[Dataset excerpt]
(begin)

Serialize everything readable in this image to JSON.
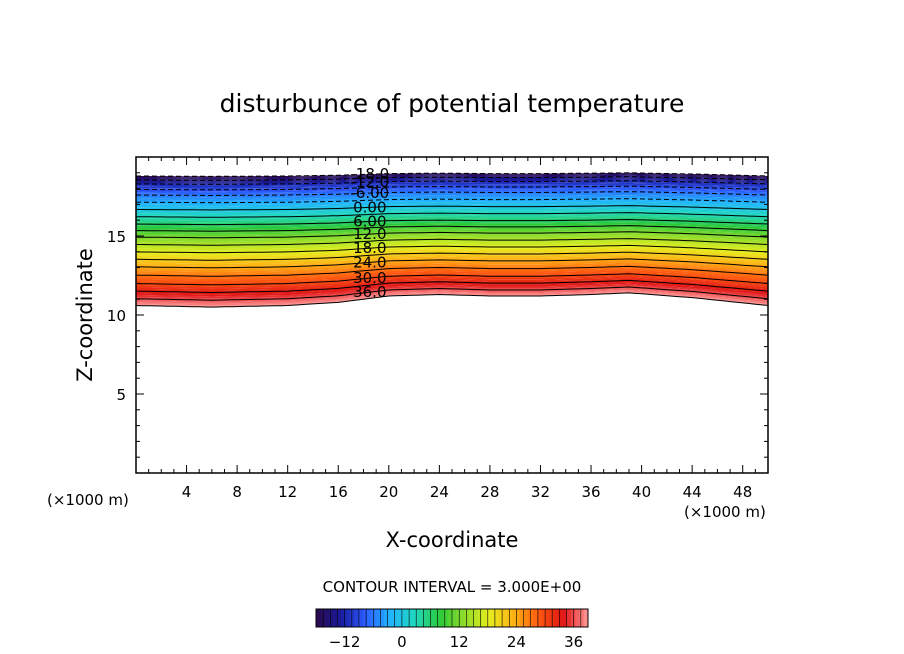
{
  "chart_data": {
    "type": "contour",
    "title": "disturbunce of potential temperature",
    "xlabel": "X-coordinate",
    "ylabel": "Z-coordinate",
    "x_unit_left": "(×1000 m)",
    "x_unit_right": "(×1000 m)",
    "xlim": [
      0,
      50
    ],
    "ylim": [
      0,
      20
    ],
    "x_ticks": [
      4,
      8,
      12,
      16,
      20,
      24,
      28,
      32,
      36,
      40,
      44,
      48
    ],
    "x_tick_labels": [
      "4",
      "8",
      "12",
      "16",
      "20",
      "24",
      "28",
      "32",
      "36",
      "40",
      "44",
      "48"
    ],
    "y_ticks": [
      5,
      10,
      15
    ],
    "y_tick_labels": [
      "5",
      "10",
      "15"
    ],
    "contour_interval_text": "CONTOUR INTERVAL = 3.000E+00",
    "contour_interval": 3,
    "field_min": -18,
    "field_max": 39,
    "contour_labels": [
      "-18.0",
      "-12.0",
      "-6.00",
      "0.00",
      "6.00",
      "12.0",
      "18.0",
      "24.0",
      "30.0",
      "36.0"
    ],
    "contour_levels": [
      {
        "value": -18,
        "z": 18.9
      },
      {
        "value": -12,
        "z": 18.4
      },
      {
        "value": -6,
        "z": 17.7
      },
      {
        "value": 0,
        "z": 16.8
      },
      {
        "value": 6,
        "z": 15.9
      },
      {
        "value": 12,
        "z": 15.1
      },
      {
        "value": 18,
        "z": 14.2
      },
      {
        "value": 24,
        "z": 13.3
      },
      {
        "value": 30,
        "z": 12.3
      },
      {
        "value": 36,
        "z": 11.4
      },
      {
        "value": 39,
        "z": 11.0
      }
    ],
    "lower_boundary_profile": {
      "x": [
        0,
        6,
        12,
        16,
        20,
        24,
        28,
        32,
        36,
        39,
        44,
        50
      ],
      "z": [
        10.6,
        10.5,
        10.6,
        10.8,
        11.2,
        11.3,
        11.2,
        11.2,
        11.3,
        11.4,
        11.1,
        10.6
      ]
    },
    "colorbar": {
      "tick_values": [
        -12,
        0,
        12,
        24,
        36
      ],
      "tick_labels": [
        "−12",
        "0",
        "12",
        "24",
        "36"
      ],
      "colors": [
        "#2a0a4a",
        "#1a1a9c",
        "#2b5cff",
        "#21b4ff",
        "#20d8c0",
        "#2ac93a",
        "#8fdc2a",
        "#e6ee1e",
        "#ffb214",
        "#ff5a10",
        "#e01414",
        "#ff9a9a"
      ]
    },
    "grid": false,
    "legend": "none"
  }
}
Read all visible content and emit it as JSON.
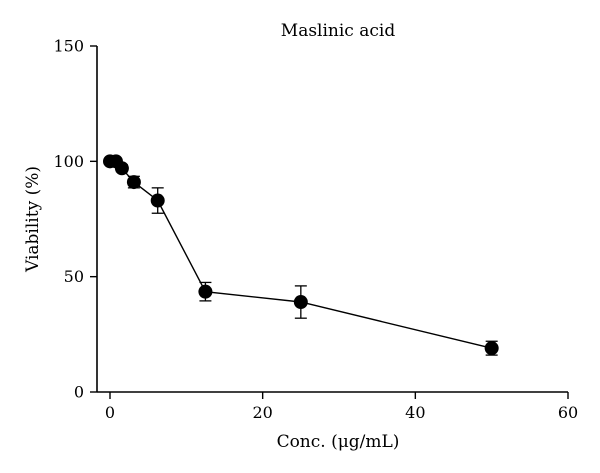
{
  "chart_data": {
    "type": "scatter",
    "title": "Maslinic acid",
    "xlabel": "Conc. (μg/mL)",
    "ylabel": "Viability (%)",
    "xlim": [
      0,
      60
    ],
    "ylim": [
      0,
      150
    ],
    "xticks": [
      0,
      20,
      40,
      60
    ],
    "yticks": [
      0,
      50,
      100,
      150
    ],
    "grid": false,
    "connected": true,
    "marker_color": "#000000",
    "points": [
      {
        "x": 0,
        "y": 100,
        "err": 0
      },
      {
        "x": 0.78,
        "y": 100,
        "err": 0
      },
      {
        "x": 1.56,
        "y": 97,
        "err": 1.5
      },
      {
        "x": 3.13,
        "y": 91,
        "err": 2.5
      },
      {
        "x": 6.25,
        "y": 83,
        "err": 5.5
      },
      {
        "x": 12.5,
        "y": 43.5,
        "err": 4
      },
      {
        "x": 25,
        "y": 39,
        "err": 7
      },
      {
        "x": 50,
        "y": 19,
        "err": 3
      }
    ]
  }
}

(end)

> [GOAL OF THE EXERCISE] Write out an exact reproduction of the lines from the line that holds "Read all visible content and emit it as JSON." to the bottom of the listing above, both ends included. Exclude pictures.

> [TASK SOLUTION]
Read all visible content and emit it as JSON.
{
  "chart_data": {
    "type": "scatter",
    "title": "Maslinic acid",
    "xlabel": "Conc. (μg/mL)",
    "ylabel": "Viability (%)",
    "xlim": [
      0,
      60
    ],
    "ylim": [
      0,
      150
    ],
    "xticks": [
      0,
      20,
      40,
      60
    ],
    "yticks": [
      0,
      50,
      100,
      150
    ],
    "grid": false,
    "connected": true,
    "marker_color": "#000000",
    "points": [
      {
        "x": 0,
        "y": 100,
        "err": 0
      },
      {
        "x": 0.78,
        "y": 100,
        "err": 0
      },
      {
        "x": 1.56,
        "y": 97,
        "err": 1.5
      },
      {
        "x": 3.13,
        "y": 91,
        "err": 2.5
      },
      {
        "x": 6.25,
        "y": 83,
        "err": 5.5
      },
      {
        "x": 12.5,
        "y": 43.5,
        "err": 4
      },
      {
        "x": 25,
        "y": 39,
        "err": 7
      },
      {
        "x": 50,
        "y": 19,
        "err": 3
      }
    ]
  }
}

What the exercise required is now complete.